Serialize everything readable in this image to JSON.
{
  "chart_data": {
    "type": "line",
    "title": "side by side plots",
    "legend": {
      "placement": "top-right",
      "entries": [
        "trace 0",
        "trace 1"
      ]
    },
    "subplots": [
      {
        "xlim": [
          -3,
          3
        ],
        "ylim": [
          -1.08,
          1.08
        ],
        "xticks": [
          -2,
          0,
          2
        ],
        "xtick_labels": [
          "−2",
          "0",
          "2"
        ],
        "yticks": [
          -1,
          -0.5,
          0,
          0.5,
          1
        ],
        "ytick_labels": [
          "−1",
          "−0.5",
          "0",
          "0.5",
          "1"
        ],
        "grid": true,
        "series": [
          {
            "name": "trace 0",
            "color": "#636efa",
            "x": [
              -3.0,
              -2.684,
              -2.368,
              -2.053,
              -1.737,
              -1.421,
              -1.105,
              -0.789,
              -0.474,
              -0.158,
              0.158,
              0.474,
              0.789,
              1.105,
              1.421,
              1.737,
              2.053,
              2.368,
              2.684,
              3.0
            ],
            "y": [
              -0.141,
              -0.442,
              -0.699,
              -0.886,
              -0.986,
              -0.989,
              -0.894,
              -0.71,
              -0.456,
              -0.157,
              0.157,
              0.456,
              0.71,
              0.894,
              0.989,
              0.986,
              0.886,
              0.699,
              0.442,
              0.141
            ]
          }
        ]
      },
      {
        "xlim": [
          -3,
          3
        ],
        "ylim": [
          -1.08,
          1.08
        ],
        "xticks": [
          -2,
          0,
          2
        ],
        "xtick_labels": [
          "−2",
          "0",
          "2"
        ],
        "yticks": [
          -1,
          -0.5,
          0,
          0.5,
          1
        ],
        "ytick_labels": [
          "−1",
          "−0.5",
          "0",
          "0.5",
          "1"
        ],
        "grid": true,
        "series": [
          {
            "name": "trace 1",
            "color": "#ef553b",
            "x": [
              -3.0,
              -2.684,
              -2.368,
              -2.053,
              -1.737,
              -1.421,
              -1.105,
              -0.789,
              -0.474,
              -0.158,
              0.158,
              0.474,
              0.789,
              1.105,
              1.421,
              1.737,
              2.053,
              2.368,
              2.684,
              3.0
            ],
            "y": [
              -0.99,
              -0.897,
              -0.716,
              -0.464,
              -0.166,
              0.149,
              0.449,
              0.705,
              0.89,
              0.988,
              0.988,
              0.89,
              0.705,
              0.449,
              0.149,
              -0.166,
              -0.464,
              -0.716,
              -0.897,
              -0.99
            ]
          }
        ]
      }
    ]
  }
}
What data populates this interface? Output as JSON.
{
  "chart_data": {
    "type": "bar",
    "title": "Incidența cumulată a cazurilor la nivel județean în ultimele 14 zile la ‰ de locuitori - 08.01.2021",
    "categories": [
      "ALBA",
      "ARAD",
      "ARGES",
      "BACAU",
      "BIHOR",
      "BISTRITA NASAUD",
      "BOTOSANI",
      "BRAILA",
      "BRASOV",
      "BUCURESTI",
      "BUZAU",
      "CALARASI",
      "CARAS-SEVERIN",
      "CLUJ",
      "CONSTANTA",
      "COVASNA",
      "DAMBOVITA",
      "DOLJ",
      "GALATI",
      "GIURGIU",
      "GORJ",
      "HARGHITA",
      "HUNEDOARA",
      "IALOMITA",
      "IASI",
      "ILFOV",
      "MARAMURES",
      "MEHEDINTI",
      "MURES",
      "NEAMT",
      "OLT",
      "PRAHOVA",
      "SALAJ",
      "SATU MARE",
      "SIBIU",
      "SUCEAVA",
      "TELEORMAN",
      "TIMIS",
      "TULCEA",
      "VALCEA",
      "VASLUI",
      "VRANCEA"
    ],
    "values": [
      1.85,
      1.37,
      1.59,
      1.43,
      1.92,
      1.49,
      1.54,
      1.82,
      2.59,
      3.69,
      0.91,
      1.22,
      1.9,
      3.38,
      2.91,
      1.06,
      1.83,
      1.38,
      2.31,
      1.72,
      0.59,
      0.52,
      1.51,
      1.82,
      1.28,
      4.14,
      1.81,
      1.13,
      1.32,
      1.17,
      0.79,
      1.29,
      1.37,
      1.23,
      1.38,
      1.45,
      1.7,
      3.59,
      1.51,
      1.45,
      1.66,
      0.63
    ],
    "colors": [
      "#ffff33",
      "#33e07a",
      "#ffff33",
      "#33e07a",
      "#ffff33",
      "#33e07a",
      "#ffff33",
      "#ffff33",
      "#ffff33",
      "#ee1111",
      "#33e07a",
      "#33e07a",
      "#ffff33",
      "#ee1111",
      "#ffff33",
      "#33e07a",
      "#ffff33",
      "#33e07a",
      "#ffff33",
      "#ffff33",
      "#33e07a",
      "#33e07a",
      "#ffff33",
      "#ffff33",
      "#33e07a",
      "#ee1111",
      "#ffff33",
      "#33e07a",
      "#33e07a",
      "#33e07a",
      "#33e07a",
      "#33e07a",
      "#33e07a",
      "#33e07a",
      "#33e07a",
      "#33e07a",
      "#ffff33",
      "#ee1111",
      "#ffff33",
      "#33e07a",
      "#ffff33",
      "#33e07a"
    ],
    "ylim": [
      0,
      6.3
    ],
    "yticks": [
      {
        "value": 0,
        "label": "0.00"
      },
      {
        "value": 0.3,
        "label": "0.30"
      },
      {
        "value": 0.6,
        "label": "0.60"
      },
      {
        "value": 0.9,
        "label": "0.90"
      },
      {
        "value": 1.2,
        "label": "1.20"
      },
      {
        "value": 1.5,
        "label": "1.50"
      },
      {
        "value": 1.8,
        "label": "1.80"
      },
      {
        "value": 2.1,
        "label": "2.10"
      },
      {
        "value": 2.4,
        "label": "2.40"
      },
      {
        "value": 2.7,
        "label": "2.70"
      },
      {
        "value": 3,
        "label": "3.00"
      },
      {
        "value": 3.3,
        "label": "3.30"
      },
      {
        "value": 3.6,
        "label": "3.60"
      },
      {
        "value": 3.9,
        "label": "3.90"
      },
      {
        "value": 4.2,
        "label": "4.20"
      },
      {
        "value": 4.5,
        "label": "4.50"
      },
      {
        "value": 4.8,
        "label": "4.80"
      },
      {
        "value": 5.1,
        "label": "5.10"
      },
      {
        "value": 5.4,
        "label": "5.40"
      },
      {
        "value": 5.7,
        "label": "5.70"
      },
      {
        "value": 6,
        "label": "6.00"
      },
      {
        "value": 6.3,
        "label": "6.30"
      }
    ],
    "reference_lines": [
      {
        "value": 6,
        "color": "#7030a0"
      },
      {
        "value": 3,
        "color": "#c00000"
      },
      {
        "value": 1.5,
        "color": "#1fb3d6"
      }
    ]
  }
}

========

__Exercise task__
Write out every entry again exactly, please, with nothing missing.

__Response below__
Serialize everything readable in this image to JSON.
{
  "chart_data": {
    "type": "line",
    "title": "side by side plots",
    "legend": {
      "placement": "top-right",
      "entries": [
        "trace 0",
        "trace 1"
      ]
    },
    "subplots": [
      {
        "xlim": [
          -3,
          3
        ],
        "ylim": [
          -1.08,
          1.08
        ],
        "xticks": [
          -2,
          0,
          2
        ],
        "xtick_labels": [
          "−2",
          "0",
          "2"
        ],
        "yticks": [
          -1,
          -0.5,
          0,
          0.5,
          1
        ],
        "ytick_labels": [
          "−1",
          "−0.5",
          "0",
          "0.5",
          "1"
        ],
        "grid": true,
        "series": [
          {
            "name": "trace 0",
            "color": "#636efa",
            "x": [
              -3.0,
              -2.684,
              -2.368,
              -2.053,
              -1.737,
              -1.421,
              -1.105,
              -0.789,
              -0.474,
              -0.158,
              0.158,
              0.474,
              0.789,
              1.105,
              1.421,
              1.737,
              2.053,
              2.368,
              2.684,
              3.0
            ],
            "y": [
              -0.141,
              -0.442,
              -0.699,
              -0.886,
              -0.986,
              -0.989,
              -0.894,
              -0.71,
              -0.456,
              -0.157,
              0.157,
              0.456,
              0.71,
              0.894,
              0.989,
              0.986,
              0.886,
              0.699,
              0.442,
              0.141
            ]
          }
        ]
      },
      {
        "xlim": [
          -3,
          3
        ],
        "ylim": [
          -1.08,
          1.08
        ],
        "xticks": [
          -2,
          0,
          2
        ],
        "xtick_labels": [
          "−2",
          "0",
          "2"
        ],
        "yticks": [
          -1,
          -0.5,
          0,
          0.5,
          1
        ],
        "ytick_labels": [
          "−1",
          "−0.5",
          "0",
          "0.5",
          "1"
        ],
        "grid": true,
        "series": [
          {
            "name": "trace 1",
            "color": "#ef553b",
            "x": [
              -3.0,
              -2.684,
              -2.368,
              -2.053,
              -1.737,
              -1.421,
              -1.105,
              -0.789,
              -0.474,
              -0.158,
              0.158,
              0.474,
              0.789,
              1.105,
              1.421,
              1.737,
              2.053,
              2.368,
              2.684,
              3.0
            ],
            "y": [
              -0.99,
              -0.897,
              -0.716,
              -0.464,
              -0.166,
              0.149,
              0.449,
              0.705,
              0.89,
              0.988,
              0.988,
              0.89,
              0.705,
              0.449,
              0.149,
              -0.166,
              -0.464,
              -0.716,
              -0.897,
              -0.99
            ]
          }
        ]
      }
    ]
  }
}
What data populates this interface? Output as JSON.
{
  "chart_data": {
    "type": "bar",
    "title": "Incidența cumulată a cazurilor la nivel județean în ultimele 14 zile la ‰ de locuitori - 08.01.2021",
    "categories": [
      "ALBA",
      "ARAD",
      "ARGES",
      "BACAU",
      "BIHOR",
      "BISTRITA NASAUD",
      "BOTOSANI",
      "BRAILA",
      "BRASOV",
      "BUCURESTI",
      "BUZAU",
      "CALARASI",
      "CARAS-SEVERIN",
      "CLUJ",
      "CONSTANTA",
      "COVASNA",
      "DAMBOVITA",
      "DOLJ",
      "GALATI",
      "GIURGIU",
      "GORJ",
      "HARGHITA",
      "HUNEDOARA",
      "IALOMITA",
      "IASI",
      "ILFOV",
      "MARAMURES",
      "MEHEDINTI",
      "MURES",
      "NEAMT",
      "OLT",
      "PRAHOVA",
      "SALAJ",
      "SATU MARE",
      "SIBIU",
      "SUCEAVA",
      "TELEORMAN",
      "TIMIS",
      "TULCEA",
      "VALCEA",
      "VASLUI",
      "VRANCEA"
    ],
    "values": [
      1.85,
      1.37,
      1.59,
      1.43,
      1.92,
      1.49,
      1.54,
      1.82,
      2.59,
      3.69,
      0.91,
      1.22,
      1.9,
      3.38,
      2.91,
      1.06,
      1.83,
      1.38,
      2.31,
      1.72,
      0.59,
      0.52,
      1.51,
      1.82,
      1.28,
      4.14,
      1.81,
      1.13,
      1.32,
      1.17,
      0.79,
      1.29,
      1.37,
      1.23,
      1.38,
      1.45,
      1.7,
      3.59,
      1.51,
      1.45,
      1.66,
      0.63
    ],
    "colors": [
      "#ffff33",
      "#33e07a",
      "#ffff33",
      "#33e07a",
      "#ffff33",
      "#33e07a",
      "#ffff33",
      "#ffff33",
      "#ffff33",
      "#ee1111",
      "#33e07a",
      "#33e07a",
      "#ffff33",
      "#ee1111",
      "#ffff33",
      "#33e07a",
      "#ffff33",
      "#33e07a",
      "#ffff33",
      "#ffff33",
      "#33e07a",
      "#33e07a",
      "#ffff33",
      "#ffff33",
      "#33e07a",
      "#ee1111",
      "#ffff33",
      "#33e07a",
      "#33e07a",
      "#33e07a",
      "#33e07a",
      "#33e07a",
      "#33e07a",
      "#33e07a",
      "#33e07a",
      "#33e07a",
      "#ffff33",
      "#ee1111",
      "#ffff33",
      "#33e07a",
      "#ffff33",
      "#33e07a"
    ],
    "ylim": [
      0,
      6.3
    ],
    "yticks": [
      {
        "value": 0,
        "label": "0.00"
      },
      {
        "value": 0.3,
        "label": "0.30"
      },
      {
        "value": 0.6,
        "label": "0.60"
      },
      {
        "value": 0.9,
        "label": "0.90"
      },
      {
        "value": 1.2,
        "label": "1.20"
      },
      {
        "value": 1.5,
        "label": "1.50"
      },
      {
        "value": 1.8,
        "label": "1.80"
      },
      {
        "value": 2.1,
        "label": "2.10"
      },
      {
        "value": 2.4,
        "label": "2.40"
      },
      {
        "value": 2.7,
        "label": "2.70"
      },
      {
        "value": 3,
        "label": "3.00"
      },
      {
        "value": 3.3,
        "label": "3.30"
      },
      {
        "value": 3.6,
        "label": "3.60"
      },
      {
        "value": 3.9,
        "label": "3.90"
      },
      {
        "value": 4.2,
        "label": "4.20"
      },
      {
        "value": 4.5,
        "label": "4.50"
      },
      {
        "value": 4.8,
        "label": "4.80"
      },
      {
        "value": 5.1,
        "label": "5.10"
      },
      {
        "value": 5.4,
        "label": "5.40"
      },
      {
        "value": 5.7,
        "label": "5.70"
      },
      {
        "value": 6,
        "label": "6.00"
      },
      {
        "value": 6.3,
        "label": "6.30"
      }
    ],
    "reference_lines": [
      {
        "value": 6,
        "color": "#7030a0"
      },
      {
        "value": 3,
        "color": "#c00000"
      },
      {
        "value": 1.5,
        "color": "#1fb3d6"
      }
    ]
  }
}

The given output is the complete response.